Provide an exact reproduction of every entry.

[Start Provided material]

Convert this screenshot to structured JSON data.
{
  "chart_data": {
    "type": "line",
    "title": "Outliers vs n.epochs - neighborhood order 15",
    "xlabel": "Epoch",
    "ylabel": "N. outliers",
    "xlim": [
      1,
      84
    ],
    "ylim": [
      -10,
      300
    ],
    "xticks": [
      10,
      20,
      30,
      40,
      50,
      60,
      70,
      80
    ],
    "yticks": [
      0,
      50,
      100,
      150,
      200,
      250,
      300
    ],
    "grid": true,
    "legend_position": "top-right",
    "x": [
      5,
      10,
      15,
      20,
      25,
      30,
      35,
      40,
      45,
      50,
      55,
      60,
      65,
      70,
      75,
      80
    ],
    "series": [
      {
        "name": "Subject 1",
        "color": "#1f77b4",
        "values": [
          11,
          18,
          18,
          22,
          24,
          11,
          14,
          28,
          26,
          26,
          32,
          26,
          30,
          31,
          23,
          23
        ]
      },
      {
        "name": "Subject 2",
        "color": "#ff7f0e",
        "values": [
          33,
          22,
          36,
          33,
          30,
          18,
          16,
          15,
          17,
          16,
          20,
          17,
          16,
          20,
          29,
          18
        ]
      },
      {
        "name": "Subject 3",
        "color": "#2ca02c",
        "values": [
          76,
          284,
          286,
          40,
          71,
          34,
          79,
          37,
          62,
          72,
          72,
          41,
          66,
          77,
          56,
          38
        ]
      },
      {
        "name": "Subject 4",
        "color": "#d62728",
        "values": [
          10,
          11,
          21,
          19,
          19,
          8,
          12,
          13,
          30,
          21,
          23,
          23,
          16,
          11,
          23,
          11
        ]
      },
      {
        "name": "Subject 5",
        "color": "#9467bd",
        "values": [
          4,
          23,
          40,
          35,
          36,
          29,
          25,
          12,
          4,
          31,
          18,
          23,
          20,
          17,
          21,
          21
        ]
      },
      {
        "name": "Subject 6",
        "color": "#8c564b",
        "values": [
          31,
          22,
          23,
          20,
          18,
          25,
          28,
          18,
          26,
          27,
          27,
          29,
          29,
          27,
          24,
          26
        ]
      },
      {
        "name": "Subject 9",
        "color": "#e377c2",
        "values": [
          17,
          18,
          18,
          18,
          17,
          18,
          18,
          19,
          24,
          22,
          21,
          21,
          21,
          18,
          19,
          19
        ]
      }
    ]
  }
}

[End Provided material]

» **Solution to this task**
Convert this screenshot to structured JSON data.
{
  "chart_data": {
    "type": "line",
    "title": "Outliers vs n.epochs - neighborhood order 15",
    "xlabel": "Epoch",
    "ylabel": "N. outliers",
    "xlim": [
      1,
      84
    ],
    "ylim": [
      -10,
      300
    ],
    "xticks": [
      10,
      20,
      30,
      40,
      50,
      60,
      70,
      80
    ],
    "yticks": [
      0,
      50,
      100,
      150,
      200,
      250,
      300
    ],
    "grid": true,
    "legend_position": "top-right",
    "x": [
      5,
      10,
      15,
      20,
      25,
      30,
      35,
      40,
      45,
      50,
      55,
      60,
      65,
      70,
      75,
      80
    ],
    "series": [
      {
        "name": "Subject 1",
        "color": "#1f77b4",
        "values": [
          11,
          18,
          18,
          22,
          24,
          11,
          14,
          28,
          26,
          26,
          32,
          26,
          30,
          31,
          23,
          23
        ]
      },
      {
        "name": "Subject 2",
        "color": "#ff7f0e",
        "values": [
          33,
          22,
          36,
          33,
          30,
          18,
          16,
          15,
          17,
          16,
          20,
          17,
          16,
          20,
          29,
          18
        ]
      },
      {
        "name": "Subject 3",
        "color": "#2ca02c",
        "values": [
          76,
          284,
          286,
          40,
          71,
          34,
          79,
          37,
          62,
          72,
          72,
          41,
          66,
          77,
          56,
          38
        ]
      },
      {
        "name": "Subject 4",
        "color": "#d62728",
        "values": [
          10,
          11,
          21,
          19,
          19,
          8,
          12,
          13,
          30,
          21,
          23,
          23,
          16,
          11,
          23,
          11
        ]
      },
      {
        "name": "Subject 5",
        "color": "#9467bd",
        "values": [
          4,
          23,
          40,
          35,
          36,
          29,
          25,
          12,
          4,
          31,
          18,
          23,
          20,
          17,
          21,
          21
        ]
      },
      {
        "name": "Subject 6",
        "color": "#8c564b",
        "values": [
          31,
          22,
          23,
          20,
          18,
          25,
          28,
          18,
          26,
          27,
          27,
          29,
          29,
          27,
          24,
          26
        ]
      },
      {
        "name": "Subject 9",
        "color": "#e377c2",
        "values": [
          17,
          18,
          18,
          18,
          17,
          18,
          18,
          19,
          24,
          22,
          21,
          21,
          21,
          18,
          19,
          19
        ]
      }
    ]
  }
}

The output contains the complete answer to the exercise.